Locate each line below that includes "large" and reproduce it.

═══

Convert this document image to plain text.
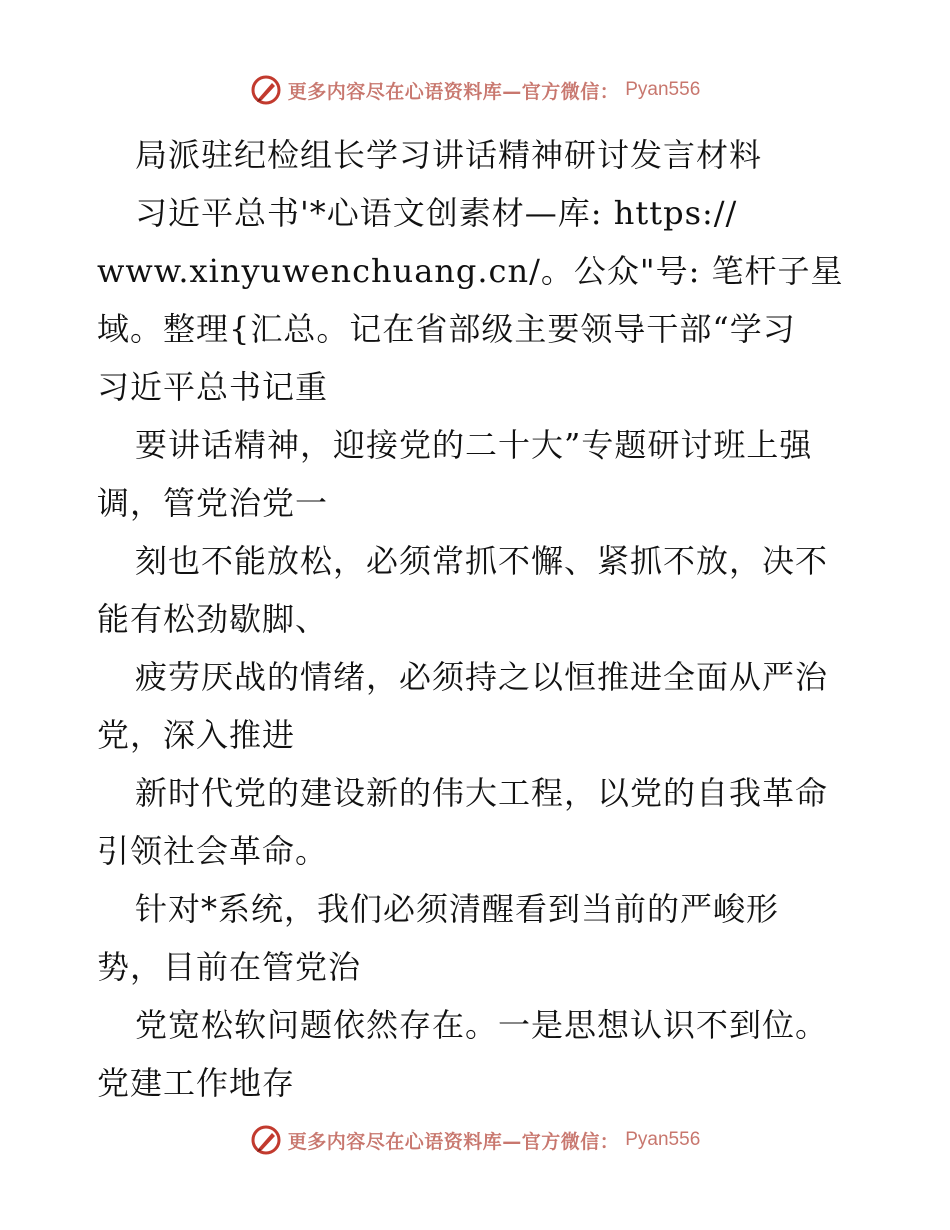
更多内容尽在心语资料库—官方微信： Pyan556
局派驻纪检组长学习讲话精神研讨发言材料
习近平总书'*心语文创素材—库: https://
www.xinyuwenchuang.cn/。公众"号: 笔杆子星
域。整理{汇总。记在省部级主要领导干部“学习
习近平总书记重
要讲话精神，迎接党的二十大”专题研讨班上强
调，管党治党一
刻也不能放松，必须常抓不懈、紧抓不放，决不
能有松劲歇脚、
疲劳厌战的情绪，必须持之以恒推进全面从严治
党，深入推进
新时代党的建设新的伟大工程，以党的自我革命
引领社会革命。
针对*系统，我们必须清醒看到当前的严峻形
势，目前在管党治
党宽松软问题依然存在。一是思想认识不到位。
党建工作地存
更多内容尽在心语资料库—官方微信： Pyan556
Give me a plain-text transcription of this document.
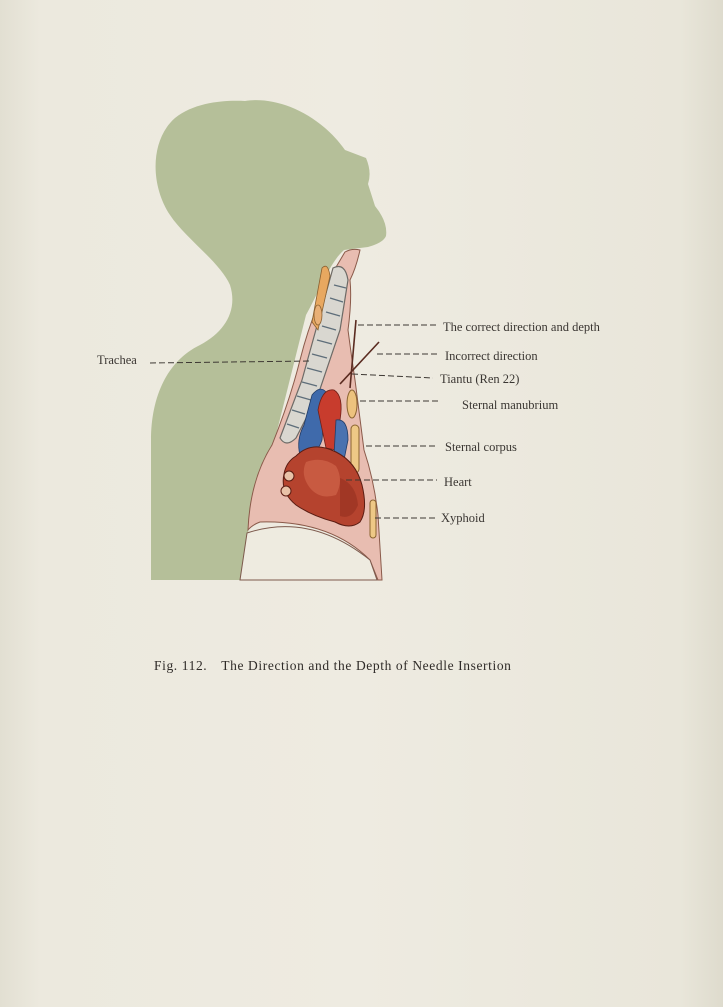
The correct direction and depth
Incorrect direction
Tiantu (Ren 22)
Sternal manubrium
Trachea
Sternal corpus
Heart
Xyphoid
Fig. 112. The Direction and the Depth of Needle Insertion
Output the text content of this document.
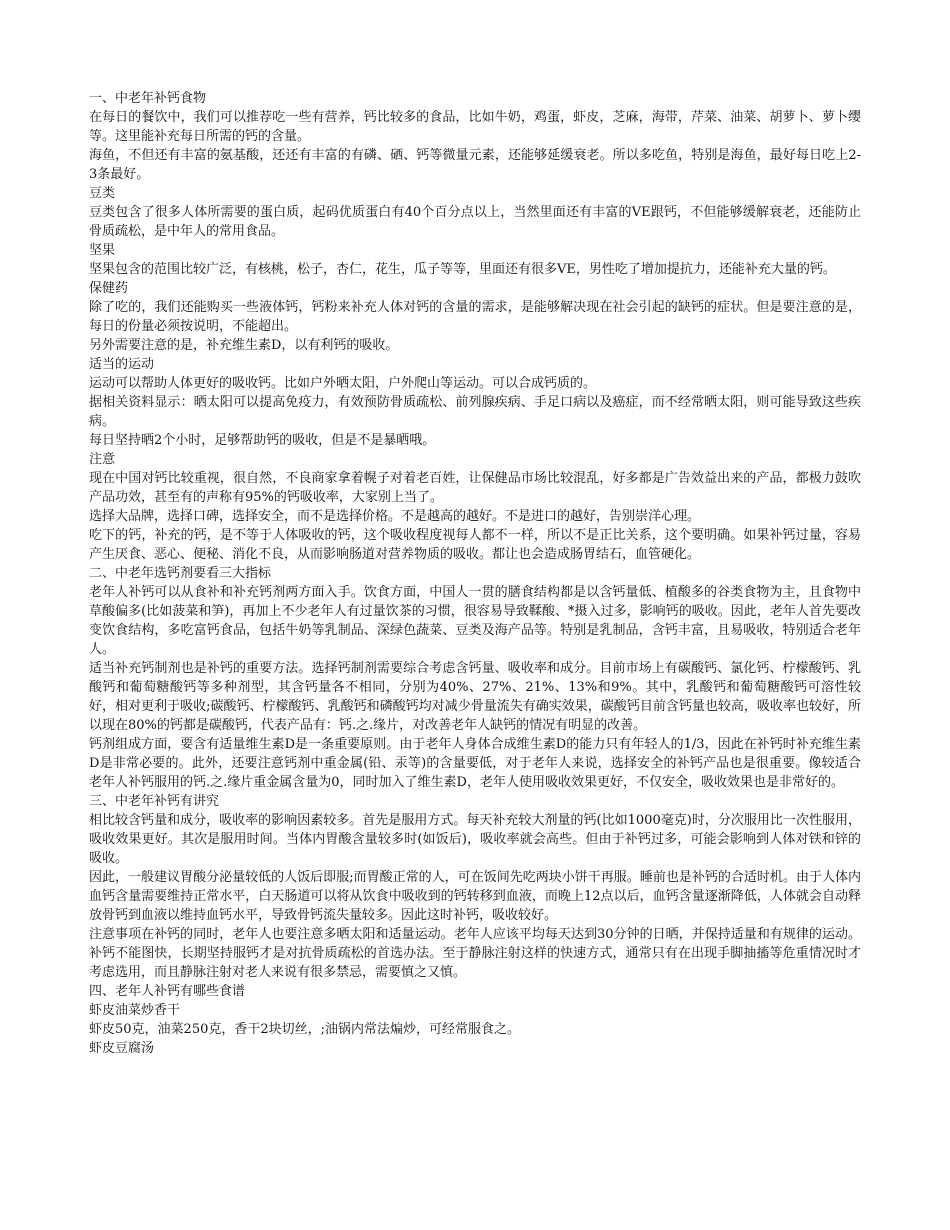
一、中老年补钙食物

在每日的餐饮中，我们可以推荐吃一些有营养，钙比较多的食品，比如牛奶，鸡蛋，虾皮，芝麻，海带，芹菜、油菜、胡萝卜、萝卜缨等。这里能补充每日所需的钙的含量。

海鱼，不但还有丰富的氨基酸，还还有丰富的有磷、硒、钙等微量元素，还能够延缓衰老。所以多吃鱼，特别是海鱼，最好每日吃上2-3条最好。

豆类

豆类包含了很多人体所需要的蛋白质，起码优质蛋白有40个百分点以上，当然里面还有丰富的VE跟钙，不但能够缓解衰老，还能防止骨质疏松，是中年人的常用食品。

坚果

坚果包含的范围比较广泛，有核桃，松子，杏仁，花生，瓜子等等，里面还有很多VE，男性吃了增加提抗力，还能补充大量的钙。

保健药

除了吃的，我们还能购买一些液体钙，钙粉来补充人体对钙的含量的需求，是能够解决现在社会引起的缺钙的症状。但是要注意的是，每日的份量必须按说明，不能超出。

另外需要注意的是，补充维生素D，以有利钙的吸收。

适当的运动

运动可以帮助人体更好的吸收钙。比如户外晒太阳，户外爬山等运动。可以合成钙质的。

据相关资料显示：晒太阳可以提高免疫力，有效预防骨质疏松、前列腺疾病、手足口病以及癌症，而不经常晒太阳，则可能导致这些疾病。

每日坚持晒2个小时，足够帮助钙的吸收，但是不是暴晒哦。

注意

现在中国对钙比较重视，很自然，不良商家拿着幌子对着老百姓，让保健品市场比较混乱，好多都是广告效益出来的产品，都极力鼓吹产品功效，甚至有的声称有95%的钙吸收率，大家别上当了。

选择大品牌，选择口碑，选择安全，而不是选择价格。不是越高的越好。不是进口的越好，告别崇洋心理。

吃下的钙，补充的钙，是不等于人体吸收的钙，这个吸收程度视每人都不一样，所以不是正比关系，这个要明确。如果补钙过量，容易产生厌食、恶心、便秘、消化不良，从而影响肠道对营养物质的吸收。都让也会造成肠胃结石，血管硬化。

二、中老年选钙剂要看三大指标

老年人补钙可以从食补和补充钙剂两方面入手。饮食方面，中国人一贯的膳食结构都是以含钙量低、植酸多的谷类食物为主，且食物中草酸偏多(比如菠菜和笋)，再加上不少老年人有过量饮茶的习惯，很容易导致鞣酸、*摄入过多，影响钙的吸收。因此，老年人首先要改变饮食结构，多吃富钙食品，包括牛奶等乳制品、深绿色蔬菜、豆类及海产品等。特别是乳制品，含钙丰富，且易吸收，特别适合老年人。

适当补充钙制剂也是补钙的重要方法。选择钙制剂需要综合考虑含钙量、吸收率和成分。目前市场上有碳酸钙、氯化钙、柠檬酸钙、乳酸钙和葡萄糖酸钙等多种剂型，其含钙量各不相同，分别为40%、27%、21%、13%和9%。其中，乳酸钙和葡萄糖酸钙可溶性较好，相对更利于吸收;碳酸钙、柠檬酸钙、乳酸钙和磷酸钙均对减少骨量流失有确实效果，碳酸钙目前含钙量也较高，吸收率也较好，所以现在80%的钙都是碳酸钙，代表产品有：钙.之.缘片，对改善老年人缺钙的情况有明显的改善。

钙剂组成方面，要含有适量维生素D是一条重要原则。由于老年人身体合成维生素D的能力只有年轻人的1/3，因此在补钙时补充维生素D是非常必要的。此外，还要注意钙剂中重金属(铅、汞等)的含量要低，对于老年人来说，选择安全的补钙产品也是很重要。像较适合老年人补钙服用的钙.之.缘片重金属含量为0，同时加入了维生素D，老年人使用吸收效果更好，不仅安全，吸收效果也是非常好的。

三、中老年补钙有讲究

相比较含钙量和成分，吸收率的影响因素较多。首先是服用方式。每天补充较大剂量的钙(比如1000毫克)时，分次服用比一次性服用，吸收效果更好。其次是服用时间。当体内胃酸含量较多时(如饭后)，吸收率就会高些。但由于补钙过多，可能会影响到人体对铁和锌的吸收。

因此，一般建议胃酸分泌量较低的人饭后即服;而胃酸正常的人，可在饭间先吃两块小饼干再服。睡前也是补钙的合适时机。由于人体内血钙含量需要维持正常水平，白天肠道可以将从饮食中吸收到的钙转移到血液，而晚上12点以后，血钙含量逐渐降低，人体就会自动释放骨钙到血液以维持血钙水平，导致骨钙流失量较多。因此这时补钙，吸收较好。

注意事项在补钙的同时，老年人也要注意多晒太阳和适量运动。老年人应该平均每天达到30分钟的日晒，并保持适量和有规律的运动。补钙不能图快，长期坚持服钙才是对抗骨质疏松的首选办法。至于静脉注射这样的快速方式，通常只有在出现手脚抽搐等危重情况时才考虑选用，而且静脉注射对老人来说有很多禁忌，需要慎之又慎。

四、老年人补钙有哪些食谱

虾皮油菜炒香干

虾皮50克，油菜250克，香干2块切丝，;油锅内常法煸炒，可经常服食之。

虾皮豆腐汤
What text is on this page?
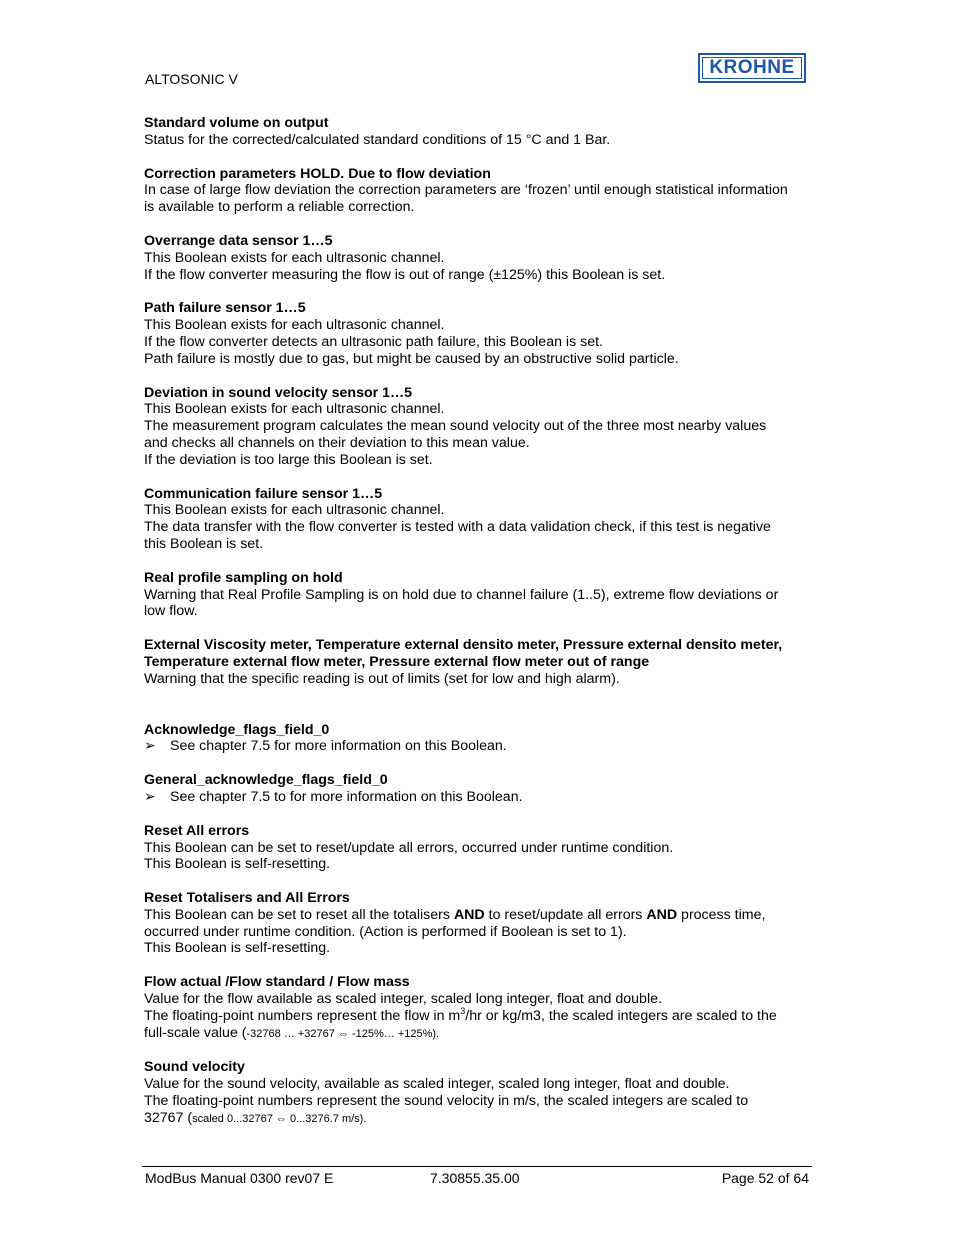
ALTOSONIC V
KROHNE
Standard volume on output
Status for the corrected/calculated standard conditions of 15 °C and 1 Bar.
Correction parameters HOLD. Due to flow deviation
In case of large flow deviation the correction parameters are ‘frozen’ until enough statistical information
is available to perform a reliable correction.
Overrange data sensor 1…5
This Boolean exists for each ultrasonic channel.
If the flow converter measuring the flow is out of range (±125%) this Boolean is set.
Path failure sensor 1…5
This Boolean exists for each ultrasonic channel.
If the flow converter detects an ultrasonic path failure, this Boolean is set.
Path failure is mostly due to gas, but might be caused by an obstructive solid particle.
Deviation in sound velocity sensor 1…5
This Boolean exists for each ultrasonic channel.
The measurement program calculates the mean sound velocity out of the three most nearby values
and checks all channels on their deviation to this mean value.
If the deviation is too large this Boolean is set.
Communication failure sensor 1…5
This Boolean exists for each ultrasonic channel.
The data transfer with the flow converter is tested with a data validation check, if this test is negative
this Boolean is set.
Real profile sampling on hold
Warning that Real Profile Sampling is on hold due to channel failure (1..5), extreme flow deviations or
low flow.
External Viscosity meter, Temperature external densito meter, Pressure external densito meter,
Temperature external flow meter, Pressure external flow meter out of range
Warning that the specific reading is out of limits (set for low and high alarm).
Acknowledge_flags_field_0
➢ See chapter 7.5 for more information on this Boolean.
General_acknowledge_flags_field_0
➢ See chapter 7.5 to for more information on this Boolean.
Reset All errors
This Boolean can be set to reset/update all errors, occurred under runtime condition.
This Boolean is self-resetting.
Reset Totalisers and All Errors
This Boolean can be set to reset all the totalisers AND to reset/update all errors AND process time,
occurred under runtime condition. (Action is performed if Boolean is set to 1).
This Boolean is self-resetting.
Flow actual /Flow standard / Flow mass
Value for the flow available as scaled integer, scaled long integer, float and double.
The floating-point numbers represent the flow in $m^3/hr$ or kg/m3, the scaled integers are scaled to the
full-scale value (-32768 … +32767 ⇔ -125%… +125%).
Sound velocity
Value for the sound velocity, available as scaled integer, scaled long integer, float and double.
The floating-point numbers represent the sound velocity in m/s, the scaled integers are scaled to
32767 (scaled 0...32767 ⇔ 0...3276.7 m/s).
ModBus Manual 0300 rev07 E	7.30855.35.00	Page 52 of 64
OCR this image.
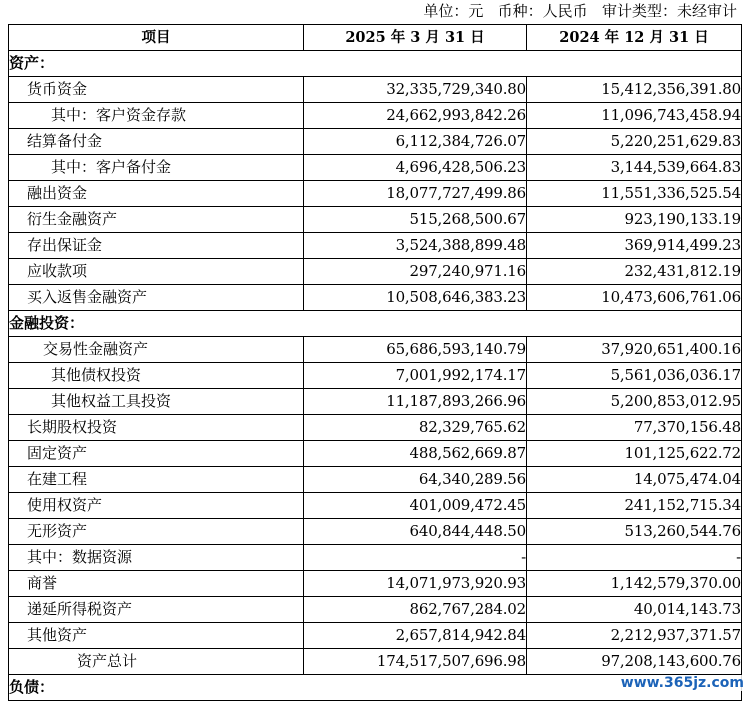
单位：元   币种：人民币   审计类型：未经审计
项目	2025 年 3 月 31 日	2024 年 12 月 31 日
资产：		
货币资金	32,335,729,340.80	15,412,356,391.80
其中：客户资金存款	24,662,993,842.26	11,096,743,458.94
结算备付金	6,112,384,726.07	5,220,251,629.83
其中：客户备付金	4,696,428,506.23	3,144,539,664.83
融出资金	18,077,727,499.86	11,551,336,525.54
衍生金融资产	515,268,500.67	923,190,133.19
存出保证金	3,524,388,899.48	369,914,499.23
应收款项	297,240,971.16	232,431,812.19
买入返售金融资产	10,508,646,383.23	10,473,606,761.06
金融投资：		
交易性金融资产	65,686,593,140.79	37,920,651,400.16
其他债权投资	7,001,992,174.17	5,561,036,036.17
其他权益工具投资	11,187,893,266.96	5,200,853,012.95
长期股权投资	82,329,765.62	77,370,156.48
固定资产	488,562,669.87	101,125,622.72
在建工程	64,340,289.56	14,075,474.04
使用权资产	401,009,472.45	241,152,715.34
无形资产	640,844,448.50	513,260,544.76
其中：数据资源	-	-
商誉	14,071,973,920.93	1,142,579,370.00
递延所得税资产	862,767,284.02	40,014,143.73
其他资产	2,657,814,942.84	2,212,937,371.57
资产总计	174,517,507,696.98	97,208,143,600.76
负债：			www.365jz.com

═══

§ TASK RESPONSE
In case of large flow deviation the correction parameters are ‘frozen’ until enough statistical information
If the deviation is too large this Boolean is set.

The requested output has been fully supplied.